• DIRECTIONS: Copy out all lines carrying the word "matched".

+++

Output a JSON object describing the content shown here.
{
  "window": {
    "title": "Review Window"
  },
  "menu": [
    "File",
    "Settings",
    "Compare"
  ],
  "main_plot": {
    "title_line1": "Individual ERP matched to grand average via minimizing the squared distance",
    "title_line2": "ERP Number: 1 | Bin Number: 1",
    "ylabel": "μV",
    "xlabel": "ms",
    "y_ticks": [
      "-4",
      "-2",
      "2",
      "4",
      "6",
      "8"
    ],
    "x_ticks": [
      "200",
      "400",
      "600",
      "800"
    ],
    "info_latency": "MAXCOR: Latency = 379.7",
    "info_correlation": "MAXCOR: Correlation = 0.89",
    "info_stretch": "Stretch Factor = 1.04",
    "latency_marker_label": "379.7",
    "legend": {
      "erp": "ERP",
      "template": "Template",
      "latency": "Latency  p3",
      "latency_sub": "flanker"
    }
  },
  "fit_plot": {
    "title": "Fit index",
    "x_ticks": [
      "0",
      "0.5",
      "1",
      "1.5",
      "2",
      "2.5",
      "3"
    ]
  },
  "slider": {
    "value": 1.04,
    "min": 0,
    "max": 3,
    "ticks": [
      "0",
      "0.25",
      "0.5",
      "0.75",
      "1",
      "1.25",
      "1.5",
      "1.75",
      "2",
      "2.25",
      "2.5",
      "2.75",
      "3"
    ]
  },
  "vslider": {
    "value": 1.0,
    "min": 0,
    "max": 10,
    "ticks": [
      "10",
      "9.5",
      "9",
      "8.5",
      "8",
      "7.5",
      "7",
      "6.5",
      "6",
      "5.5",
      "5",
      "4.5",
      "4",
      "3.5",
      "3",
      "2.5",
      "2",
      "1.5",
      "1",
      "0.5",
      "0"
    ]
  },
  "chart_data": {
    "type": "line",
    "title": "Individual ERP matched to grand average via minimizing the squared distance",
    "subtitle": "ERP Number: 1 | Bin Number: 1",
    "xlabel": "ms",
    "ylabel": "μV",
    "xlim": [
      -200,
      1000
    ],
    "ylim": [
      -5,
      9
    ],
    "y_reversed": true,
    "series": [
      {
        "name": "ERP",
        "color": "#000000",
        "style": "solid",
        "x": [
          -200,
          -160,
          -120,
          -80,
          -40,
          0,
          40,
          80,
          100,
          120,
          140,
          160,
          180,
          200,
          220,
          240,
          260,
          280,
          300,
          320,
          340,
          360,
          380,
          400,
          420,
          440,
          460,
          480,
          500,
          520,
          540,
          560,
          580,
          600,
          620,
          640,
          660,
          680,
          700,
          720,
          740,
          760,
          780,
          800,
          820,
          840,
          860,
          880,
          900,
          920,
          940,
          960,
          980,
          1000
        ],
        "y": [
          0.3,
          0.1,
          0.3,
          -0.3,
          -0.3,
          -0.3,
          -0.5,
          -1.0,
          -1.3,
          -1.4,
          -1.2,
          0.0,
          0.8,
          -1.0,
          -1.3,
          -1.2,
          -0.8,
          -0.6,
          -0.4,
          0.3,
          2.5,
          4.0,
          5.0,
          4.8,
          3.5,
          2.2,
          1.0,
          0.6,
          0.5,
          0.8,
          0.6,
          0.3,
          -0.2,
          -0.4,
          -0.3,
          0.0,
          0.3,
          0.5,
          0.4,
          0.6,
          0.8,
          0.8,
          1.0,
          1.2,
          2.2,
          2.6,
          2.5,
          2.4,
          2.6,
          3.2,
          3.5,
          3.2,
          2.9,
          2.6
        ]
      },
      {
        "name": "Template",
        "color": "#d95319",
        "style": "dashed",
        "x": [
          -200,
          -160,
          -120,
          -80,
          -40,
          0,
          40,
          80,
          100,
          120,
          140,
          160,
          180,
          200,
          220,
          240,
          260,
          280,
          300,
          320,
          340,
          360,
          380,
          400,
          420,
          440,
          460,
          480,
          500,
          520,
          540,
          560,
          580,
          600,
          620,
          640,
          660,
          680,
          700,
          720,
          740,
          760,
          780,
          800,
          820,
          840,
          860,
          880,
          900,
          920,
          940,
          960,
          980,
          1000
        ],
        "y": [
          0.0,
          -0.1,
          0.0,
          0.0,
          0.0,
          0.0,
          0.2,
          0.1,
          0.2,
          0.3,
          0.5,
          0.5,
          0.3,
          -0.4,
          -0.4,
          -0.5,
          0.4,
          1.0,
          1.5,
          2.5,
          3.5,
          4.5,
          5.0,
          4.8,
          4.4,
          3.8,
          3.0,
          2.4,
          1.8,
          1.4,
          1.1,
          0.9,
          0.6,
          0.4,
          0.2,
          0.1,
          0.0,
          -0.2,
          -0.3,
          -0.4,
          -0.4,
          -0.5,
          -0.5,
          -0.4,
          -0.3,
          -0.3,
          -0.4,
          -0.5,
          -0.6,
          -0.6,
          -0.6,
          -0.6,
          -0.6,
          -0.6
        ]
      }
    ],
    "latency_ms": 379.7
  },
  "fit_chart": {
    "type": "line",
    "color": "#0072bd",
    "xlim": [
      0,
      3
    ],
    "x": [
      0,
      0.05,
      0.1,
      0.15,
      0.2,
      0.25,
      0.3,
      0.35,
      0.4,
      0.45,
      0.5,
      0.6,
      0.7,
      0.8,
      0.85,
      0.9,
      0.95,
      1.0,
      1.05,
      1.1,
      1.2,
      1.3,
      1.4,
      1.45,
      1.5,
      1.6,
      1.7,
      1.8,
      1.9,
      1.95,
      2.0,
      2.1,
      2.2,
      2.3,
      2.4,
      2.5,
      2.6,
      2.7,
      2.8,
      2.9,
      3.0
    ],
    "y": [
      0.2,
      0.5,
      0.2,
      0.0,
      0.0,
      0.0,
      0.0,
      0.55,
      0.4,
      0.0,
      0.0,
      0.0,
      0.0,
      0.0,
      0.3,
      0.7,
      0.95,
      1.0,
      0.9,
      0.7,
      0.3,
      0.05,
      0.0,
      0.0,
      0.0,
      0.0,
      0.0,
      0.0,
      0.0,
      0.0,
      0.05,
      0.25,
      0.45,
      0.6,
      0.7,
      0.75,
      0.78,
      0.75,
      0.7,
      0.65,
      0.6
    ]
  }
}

+++

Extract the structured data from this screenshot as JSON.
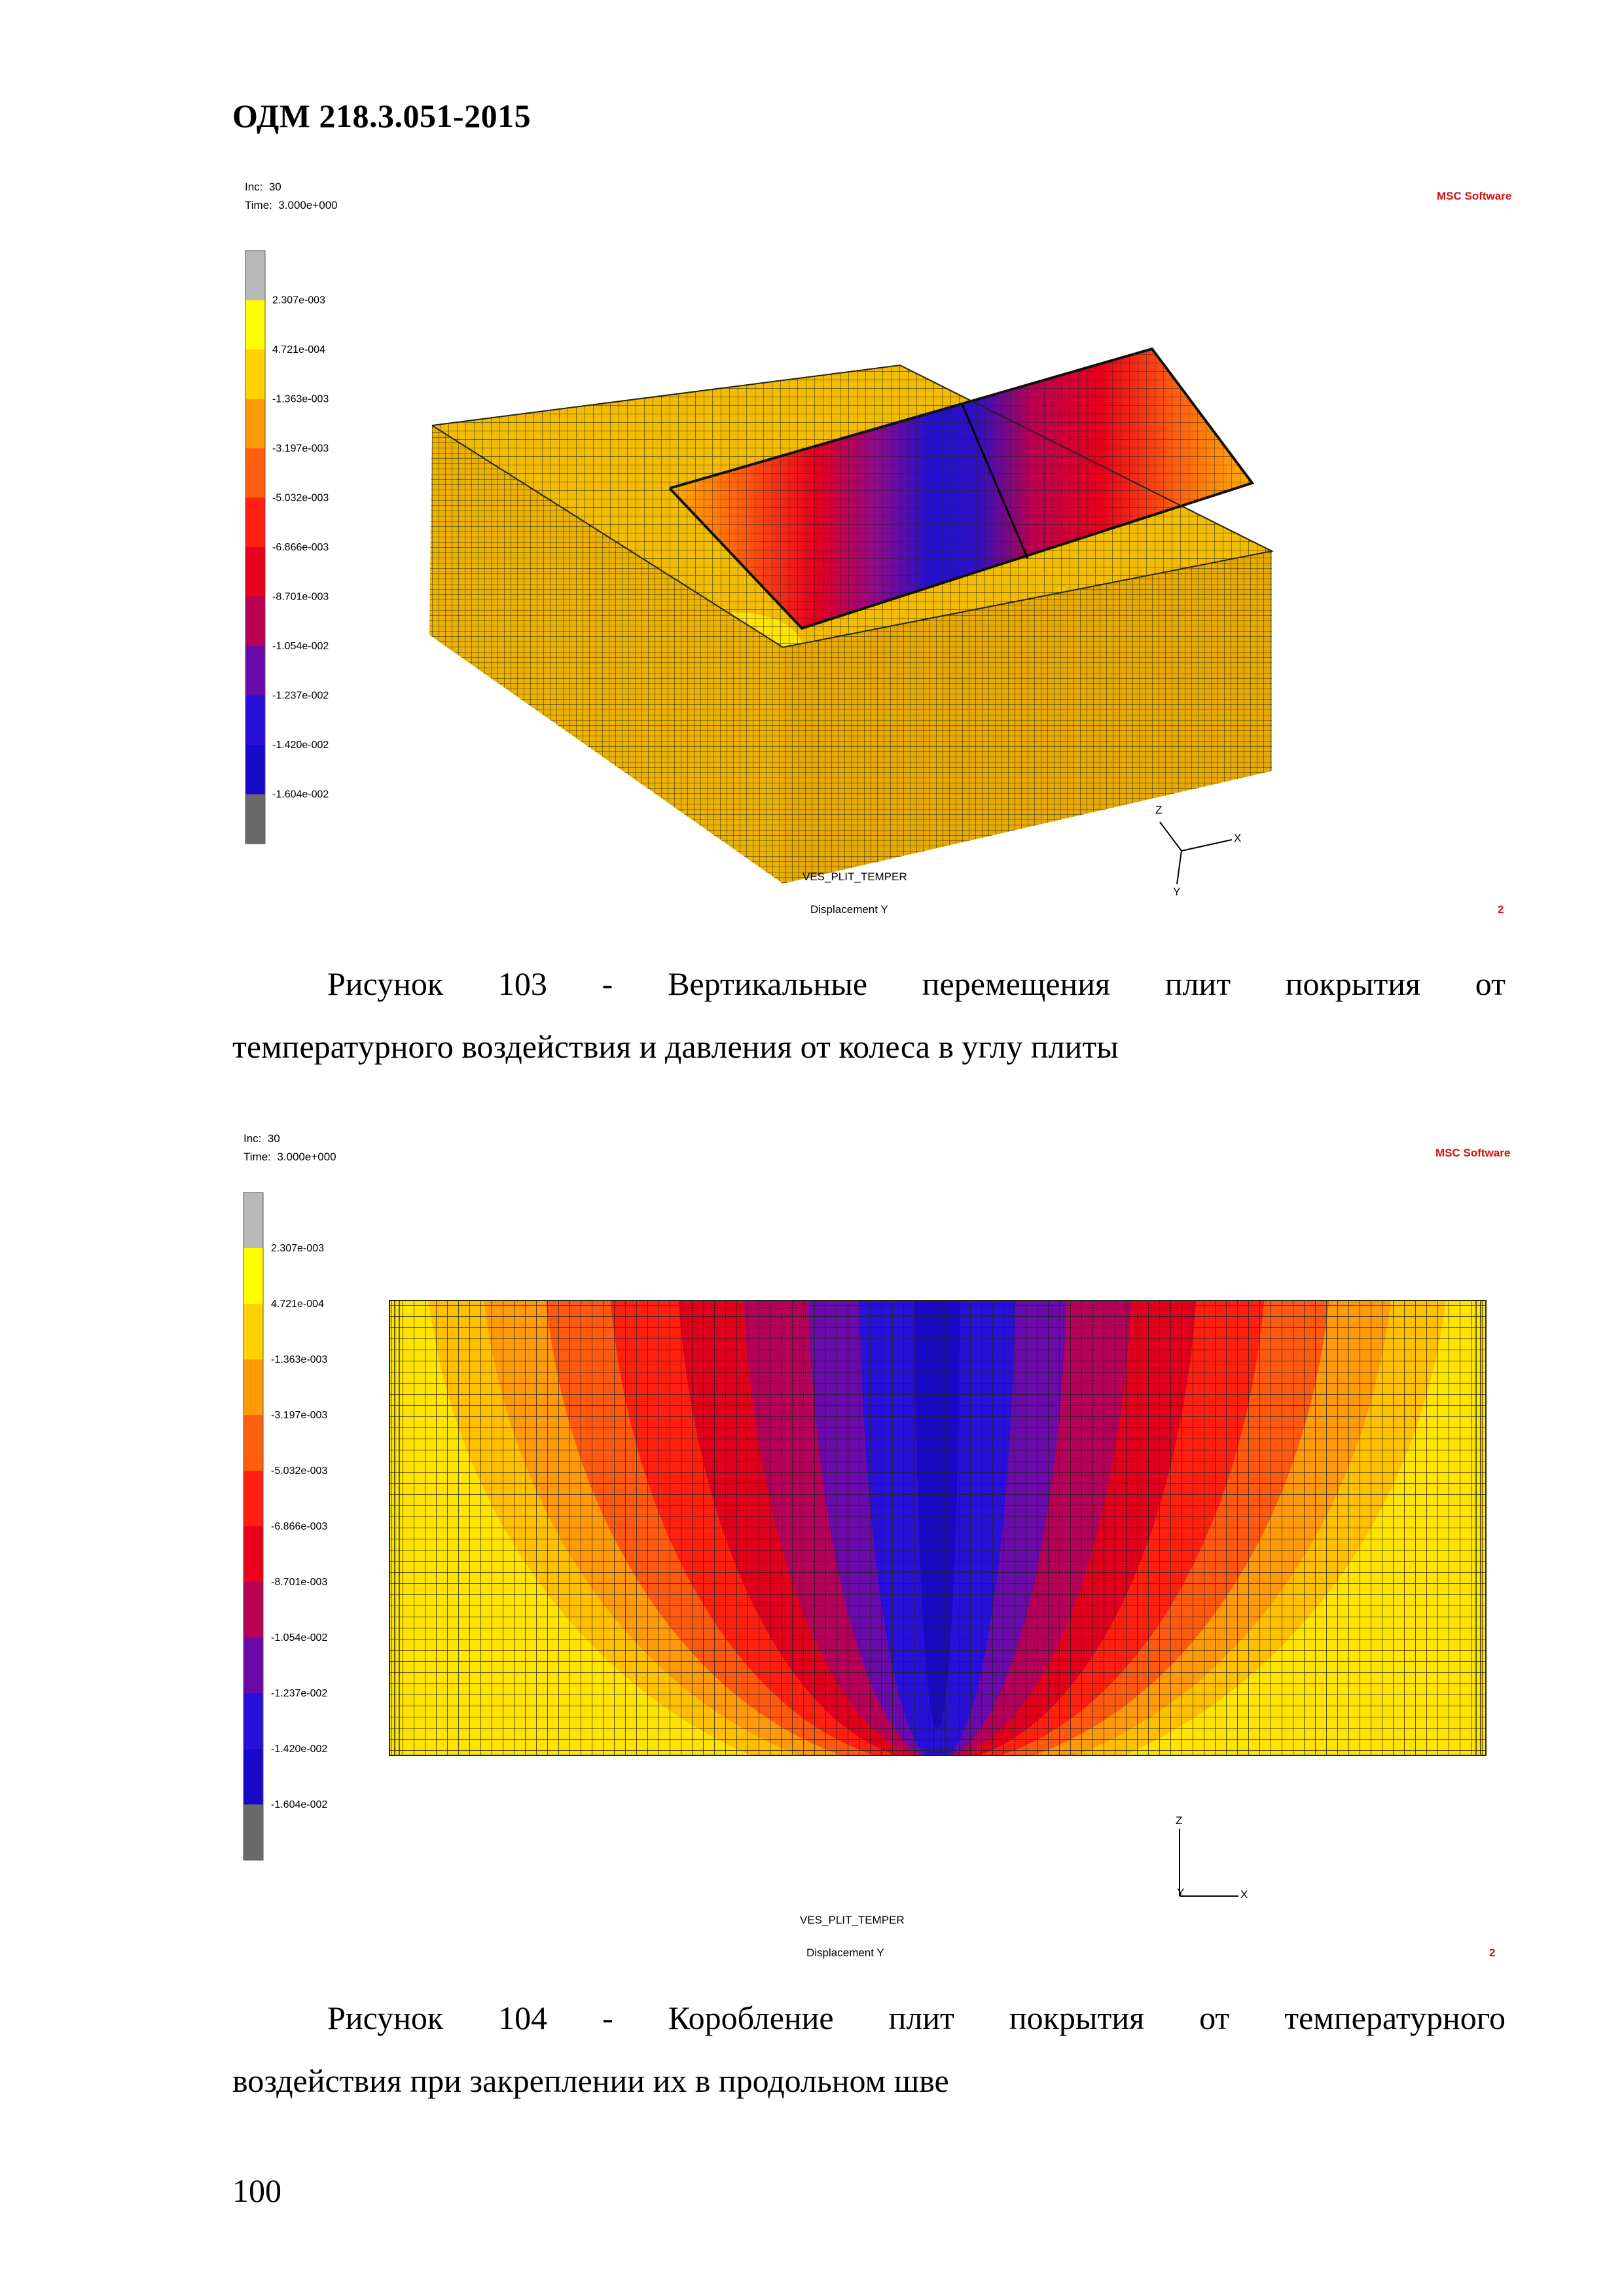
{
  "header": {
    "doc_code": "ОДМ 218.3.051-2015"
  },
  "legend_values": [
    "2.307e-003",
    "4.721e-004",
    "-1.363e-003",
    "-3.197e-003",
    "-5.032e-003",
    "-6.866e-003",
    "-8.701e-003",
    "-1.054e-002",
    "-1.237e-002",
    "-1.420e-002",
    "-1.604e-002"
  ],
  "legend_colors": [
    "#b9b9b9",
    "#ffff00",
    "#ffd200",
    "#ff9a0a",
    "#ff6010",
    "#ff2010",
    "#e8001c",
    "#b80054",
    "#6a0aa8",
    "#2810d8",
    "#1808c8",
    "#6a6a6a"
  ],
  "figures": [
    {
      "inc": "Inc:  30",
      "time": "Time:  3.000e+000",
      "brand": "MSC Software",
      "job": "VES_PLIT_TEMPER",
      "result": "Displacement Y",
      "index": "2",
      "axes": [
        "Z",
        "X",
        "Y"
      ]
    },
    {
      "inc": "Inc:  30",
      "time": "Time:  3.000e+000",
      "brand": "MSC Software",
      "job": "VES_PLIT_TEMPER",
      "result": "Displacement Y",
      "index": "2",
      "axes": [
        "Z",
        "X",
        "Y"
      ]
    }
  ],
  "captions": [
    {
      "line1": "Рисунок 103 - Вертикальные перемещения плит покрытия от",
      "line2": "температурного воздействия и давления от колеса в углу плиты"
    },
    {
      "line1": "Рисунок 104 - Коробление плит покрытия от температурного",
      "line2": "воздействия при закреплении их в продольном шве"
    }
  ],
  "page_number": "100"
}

+++

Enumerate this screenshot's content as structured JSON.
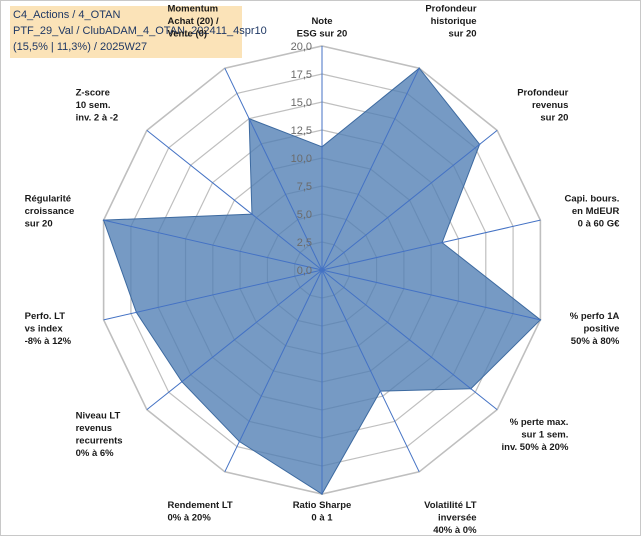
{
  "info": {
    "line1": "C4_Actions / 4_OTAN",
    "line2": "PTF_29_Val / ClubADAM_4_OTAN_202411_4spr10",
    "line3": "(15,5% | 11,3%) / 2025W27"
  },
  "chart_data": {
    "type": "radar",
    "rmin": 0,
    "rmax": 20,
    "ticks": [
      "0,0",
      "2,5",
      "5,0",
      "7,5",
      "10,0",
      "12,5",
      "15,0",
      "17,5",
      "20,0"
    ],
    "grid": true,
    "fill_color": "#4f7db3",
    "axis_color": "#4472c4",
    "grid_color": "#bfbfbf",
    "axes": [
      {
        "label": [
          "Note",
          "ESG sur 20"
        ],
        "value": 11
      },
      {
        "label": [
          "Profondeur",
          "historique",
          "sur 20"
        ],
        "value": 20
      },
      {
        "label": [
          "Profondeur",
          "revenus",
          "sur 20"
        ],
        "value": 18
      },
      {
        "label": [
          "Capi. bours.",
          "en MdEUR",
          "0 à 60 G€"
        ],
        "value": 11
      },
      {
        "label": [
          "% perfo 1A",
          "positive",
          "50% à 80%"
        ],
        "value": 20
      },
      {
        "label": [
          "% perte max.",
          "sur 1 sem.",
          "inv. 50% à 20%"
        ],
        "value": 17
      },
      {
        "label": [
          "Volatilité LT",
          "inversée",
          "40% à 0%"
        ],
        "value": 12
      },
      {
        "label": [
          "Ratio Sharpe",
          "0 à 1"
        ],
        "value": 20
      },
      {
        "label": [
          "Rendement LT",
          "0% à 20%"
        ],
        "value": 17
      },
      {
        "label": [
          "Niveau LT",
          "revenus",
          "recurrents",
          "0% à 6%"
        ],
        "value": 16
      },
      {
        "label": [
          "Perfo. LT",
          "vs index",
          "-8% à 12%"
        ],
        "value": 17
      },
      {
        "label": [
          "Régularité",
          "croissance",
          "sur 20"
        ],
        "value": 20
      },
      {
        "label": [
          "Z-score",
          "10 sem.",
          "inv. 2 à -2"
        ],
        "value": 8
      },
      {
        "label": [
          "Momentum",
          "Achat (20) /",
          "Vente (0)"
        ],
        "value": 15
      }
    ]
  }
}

+++

• FINAL ANSWER:
    "title_line1": "Individual ERP matched to grand average via minimizing the squared distance",
    "title": "Individual ERP matched to grand average via minimizing the squared distance",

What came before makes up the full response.